→ Work to do
Look below. Copy each line that has "사즉생의" in it.

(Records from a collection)
+++++

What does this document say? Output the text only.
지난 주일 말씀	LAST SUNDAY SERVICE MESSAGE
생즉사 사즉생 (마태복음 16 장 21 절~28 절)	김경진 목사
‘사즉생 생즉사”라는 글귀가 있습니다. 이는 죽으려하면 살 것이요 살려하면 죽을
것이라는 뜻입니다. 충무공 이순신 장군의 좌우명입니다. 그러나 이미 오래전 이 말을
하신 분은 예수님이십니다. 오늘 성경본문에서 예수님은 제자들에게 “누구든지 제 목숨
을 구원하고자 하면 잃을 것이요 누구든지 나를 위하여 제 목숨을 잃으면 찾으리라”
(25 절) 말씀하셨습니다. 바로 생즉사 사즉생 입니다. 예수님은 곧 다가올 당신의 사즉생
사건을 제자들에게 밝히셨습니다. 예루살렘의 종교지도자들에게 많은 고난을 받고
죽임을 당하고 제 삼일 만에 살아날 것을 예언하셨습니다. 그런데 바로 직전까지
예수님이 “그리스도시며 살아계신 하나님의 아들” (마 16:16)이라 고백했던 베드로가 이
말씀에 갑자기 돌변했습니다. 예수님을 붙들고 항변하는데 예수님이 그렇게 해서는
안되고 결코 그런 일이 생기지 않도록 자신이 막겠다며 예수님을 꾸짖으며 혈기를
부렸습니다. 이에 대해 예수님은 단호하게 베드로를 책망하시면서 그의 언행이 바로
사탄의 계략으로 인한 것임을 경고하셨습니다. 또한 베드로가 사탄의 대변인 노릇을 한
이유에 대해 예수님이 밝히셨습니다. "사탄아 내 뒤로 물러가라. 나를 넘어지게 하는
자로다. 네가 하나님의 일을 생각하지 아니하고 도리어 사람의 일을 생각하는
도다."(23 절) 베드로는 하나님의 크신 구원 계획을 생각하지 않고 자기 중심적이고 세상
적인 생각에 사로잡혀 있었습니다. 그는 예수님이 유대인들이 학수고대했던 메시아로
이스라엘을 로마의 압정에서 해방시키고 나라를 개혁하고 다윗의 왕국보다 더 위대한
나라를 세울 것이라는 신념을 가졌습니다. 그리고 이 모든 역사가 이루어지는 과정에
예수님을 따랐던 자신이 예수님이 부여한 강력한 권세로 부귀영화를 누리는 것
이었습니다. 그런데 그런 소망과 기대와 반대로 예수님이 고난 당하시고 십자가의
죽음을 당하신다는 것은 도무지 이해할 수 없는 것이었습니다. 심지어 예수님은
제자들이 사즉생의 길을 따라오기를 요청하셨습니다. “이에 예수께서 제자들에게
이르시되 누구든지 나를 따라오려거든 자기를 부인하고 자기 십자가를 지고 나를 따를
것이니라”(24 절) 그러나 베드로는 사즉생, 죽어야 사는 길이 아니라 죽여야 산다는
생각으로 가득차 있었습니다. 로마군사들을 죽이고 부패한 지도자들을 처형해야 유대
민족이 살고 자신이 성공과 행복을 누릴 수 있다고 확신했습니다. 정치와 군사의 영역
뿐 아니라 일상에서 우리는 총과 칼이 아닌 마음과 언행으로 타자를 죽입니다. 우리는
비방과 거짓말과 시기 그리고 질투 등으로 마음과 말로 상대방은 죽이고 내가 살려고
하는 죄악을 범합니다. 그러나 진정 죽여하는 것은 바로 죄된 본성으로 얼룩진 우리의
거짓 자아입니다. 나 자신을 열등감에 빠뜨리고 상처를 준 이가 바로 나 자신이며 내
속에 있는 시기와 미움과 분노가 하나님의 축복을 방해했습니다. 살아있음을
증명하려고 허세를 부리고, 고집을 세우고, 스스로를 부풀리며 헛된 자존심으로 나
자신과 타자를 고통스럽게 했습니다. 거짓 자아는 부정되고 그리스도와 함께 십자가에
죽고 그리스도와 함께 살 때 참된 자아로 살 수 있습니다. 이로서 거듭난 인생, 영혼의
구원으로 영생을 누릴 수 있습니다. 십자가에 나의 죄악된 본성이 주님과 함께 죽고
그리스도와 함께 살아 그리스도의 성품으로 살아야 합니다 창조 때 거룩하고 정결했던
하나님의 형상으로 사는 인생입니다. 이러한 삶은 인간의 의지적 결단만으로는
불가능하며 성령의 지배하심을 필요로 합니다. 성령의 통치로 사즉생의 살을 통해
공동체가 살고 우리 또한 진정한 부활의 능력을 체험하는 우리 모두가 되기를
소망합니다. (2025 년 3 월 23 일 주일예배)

+++++

→ Solution for this task
제자들이 사즉생의 길을 따라오기를 요청하셨습니다. “이에 예수께서 제자들에게
불가능하며 성령의 지배하심을 필요로 합니다. 성령의 통치로 사즉생의 살을 통해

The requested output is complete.